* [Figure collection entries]

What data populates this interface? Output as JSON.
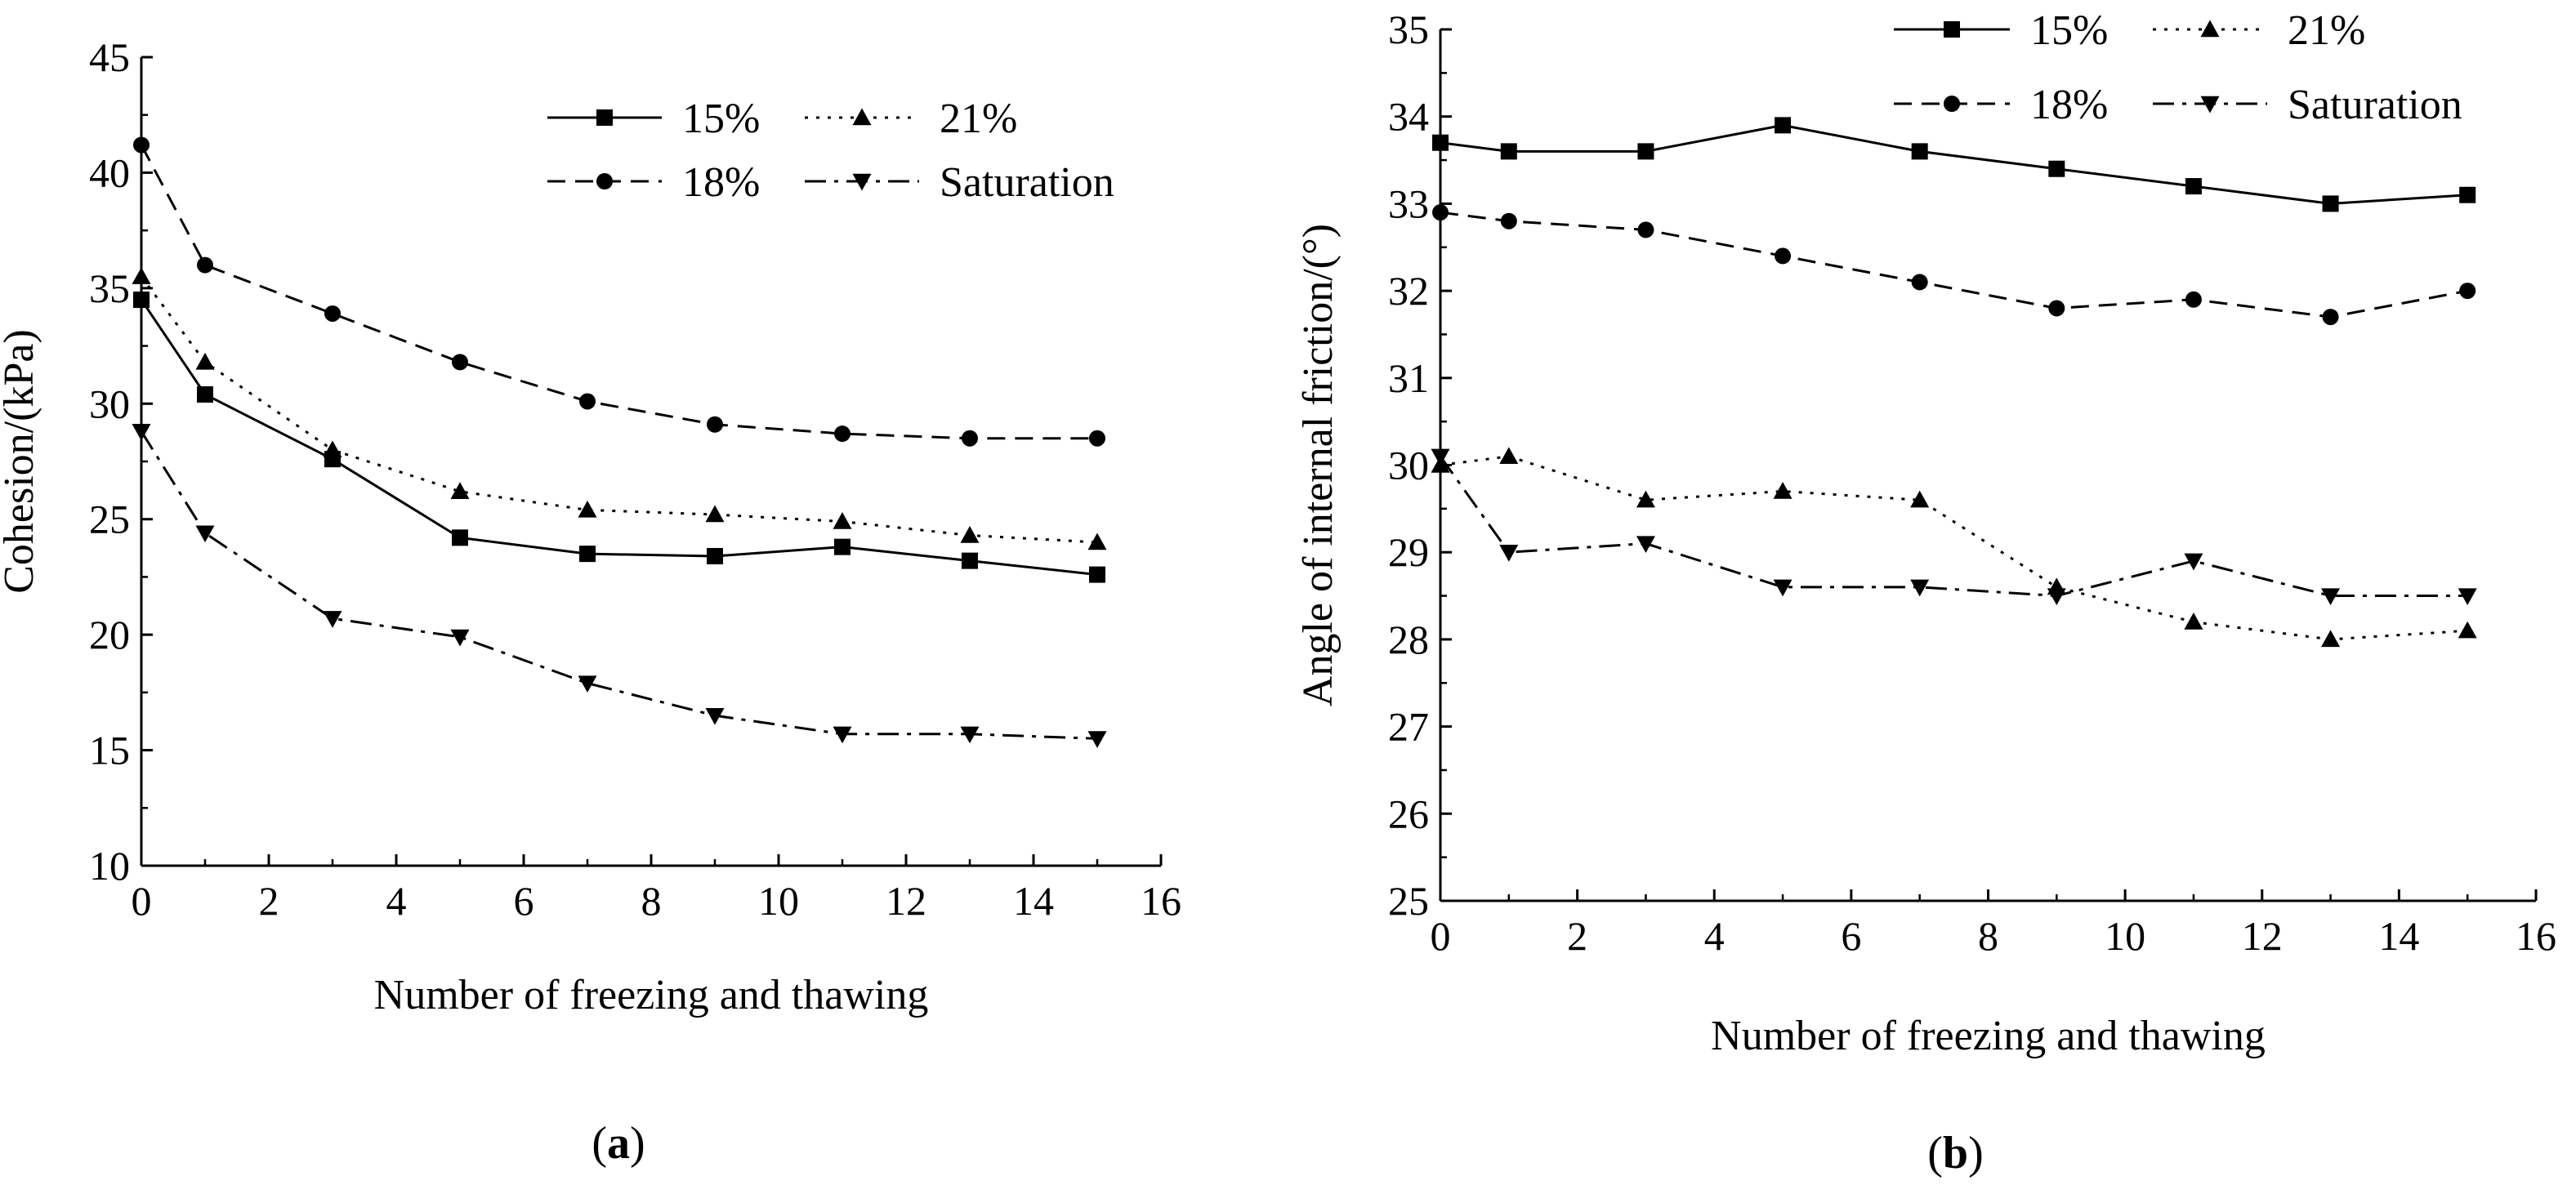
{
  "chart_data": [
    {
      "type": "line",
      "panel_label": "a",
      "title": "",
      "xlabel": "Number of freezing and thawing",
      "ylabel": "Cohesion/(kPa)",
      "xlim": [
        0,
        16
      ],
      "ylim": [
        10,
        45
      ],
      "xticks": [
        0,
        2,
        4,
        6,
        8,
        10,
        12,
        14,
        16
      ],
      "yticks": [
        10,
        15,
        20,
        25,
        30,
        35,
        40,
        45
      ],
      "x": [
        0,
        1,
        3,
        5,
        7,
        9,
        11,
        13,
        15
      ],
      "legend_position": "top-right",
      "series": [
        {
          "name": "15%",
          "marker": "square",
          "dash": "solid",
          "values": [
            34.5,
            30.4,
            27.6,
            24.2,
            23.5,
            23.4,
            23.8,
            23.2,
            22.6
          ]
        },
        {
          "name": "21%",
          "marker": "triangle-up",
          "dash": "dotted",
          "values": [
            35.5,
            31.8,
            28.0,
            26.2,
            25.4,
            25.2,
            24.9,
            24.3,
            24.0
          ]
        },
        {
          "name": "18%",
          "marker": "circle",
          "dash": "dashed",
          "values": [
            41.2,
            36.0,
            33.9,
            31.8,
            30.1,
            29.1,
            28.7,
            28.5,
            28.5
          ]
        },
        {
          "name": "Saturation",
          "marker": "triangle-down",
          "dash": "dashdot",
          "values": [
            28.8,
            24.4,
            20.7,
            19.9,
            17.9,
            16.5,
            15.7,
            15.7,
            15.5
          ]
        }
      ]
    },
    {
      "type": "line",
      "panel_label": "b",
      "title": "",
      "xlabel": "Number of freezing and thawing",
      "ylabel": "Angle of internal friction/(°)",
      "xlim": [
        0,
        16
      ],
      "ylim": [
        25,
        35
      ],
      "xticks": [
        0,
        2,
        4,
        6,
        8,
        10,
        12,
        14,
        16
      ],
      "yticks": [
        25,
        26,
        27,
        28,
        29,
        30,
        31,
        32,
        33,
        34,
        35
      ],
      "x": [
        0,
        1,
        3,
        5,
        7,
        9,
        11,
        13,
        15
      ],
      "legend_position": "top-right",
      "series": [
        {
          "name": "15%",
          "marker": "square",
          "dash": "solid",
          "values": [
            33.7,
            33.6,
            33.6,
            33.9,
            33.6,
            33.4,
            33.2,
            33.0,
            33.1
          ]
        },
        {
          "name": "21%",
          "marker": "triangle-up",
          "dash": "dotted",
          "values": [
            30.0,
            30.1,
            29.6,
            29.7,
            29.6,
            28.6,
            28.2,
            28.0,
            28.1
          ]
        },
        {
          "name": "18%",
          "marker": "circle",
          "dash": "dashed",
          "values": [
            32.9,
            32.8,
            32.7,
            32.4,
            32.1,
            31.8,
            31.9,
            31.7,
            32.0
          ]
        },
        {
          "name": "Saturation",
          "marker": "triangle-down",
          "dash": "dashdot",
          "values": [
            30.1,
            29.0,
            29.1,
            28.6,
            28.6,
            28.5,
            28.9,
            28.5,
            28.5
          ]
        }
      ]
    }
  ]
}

* [TO BE DONE] Produce an exact copy of each line of data, skipping embedded images.

* [FINAL RESULT]
What data populates this interface? Output as JSON.
{
  "chart_data": [
    {
      "type": "line",
      "panel_label": "a",
      "title": "",
      "xlabel": "Number of freezing and thawing",
      "ylabel": "Cohesion/(kPa)",
      "xlim": [
        0,
        16
      ],
      "ylim": [
        10,
        45
      ],
      "xticks": [
        0,
        2,
        4,
        6,
        8,
        10,
        12,
        14,
        16
      ],
      "yticks": [
        10,
        15,
        20,
        25,
        30,
        35,
        40,
        45
      ],
      "x": [
        0,
        1,
        3,
        5,
        7,
        9,
        11,
        13,
        15
      ],
      "legend_position": "top-right",
      "series": [
        {
          "name": "15%",
          "marker": "square",
          "dash": "solid",
          "values": [
            34.5,
            30.4,
            27.6,
            24.2,
            23.5,
            23.4,
            23.8,
            23.2,
            22.6
          ]
        },
        {
          "name": "21%",
          "marker": "triangle-up",
          "dash": "dotted",
          "values": [
            35.5,
            31.8,
            28.0,
            26.2,
            25.4,
            25.2,
            24.9,
            24.3,
            24.0
          ]
        },
        {
          "name": "18%",
          "marker": "circle",
          "dash": "dashed",
          "values": [
            41.2,
            36.0,
            33.9,
            31.8,
            30.1,
            29.1,
            28.7,
            28.5,
            28.5
          ]
        },
        {
          "name": "Saturation",
          "marker": "triangle-down",
          "dash": "dashdot",
          "values": [
            28.8,
            24.4,
            20.7,
            19.9,
            17.9,
            16.5,
            15.7,
            15.7,
            15.5
          ]
        }
      ]
    },
    {
      "type": "line",
      "panel_label": "b",
      "title": "",
      "xlabel": "Number of freezing and thawing",
      "ylabel": "Angle of internal friction/(°)",
      "xlim": [
        0,
        16
      ],
      "ylim": [
        25,
        35
      ],
      "xticks": [
        0,
        2,
        4,
        6,
        8,
        10,
        12,
        14,
        16
      ],
      "yticks": [
        25,
        26,
        27,
        28,
        29,
        30,
        31,
        32,
        33,
        34,
        35
      ],
      "x": [
        0,
        1,
        3,
        5,
        7,
        9,
        11,
        13,
        15
      ],
      "legend_position": "top-right",
      "series": [
        {
          "name": "15%",
          "marker": "square",
          "dash": "solid",
          "values": [
            33.7,
            33.6,
            33.6,
            33.9,
            33.6,
            33.4,
            33.2,
            33.0,
            33.1
          ]
        },
        {
          "name": "21%",
          "marker": "triangle-up",
          "dash": "dotted",
          "values": [
            30.0,
            30.1,
            29.6,
            29.7,
            29.6,
            28.6,
            28.2,
            28.0,
            28.1
          ]
        },
        {
          "name": "18%",
          "marker": "circle",
          "dash": "dashed",
          "values": [
            32.9,
            32.8,
            32.7,
            32.4,
            32.1,
            31.8,
            31.9,
            31.7,
            32.0
          ]
        },
        {
          "name": "Saturation",
          "marker": "triangle-down",
          "dash": "dashdot",
          "values": [
            30.1,
            29.0,
            29.1,
            28.6,
            28.6,
            28.5,
            28.9,
            28.5,
            28.5
          ]
        }
      ]
    }
  ]
}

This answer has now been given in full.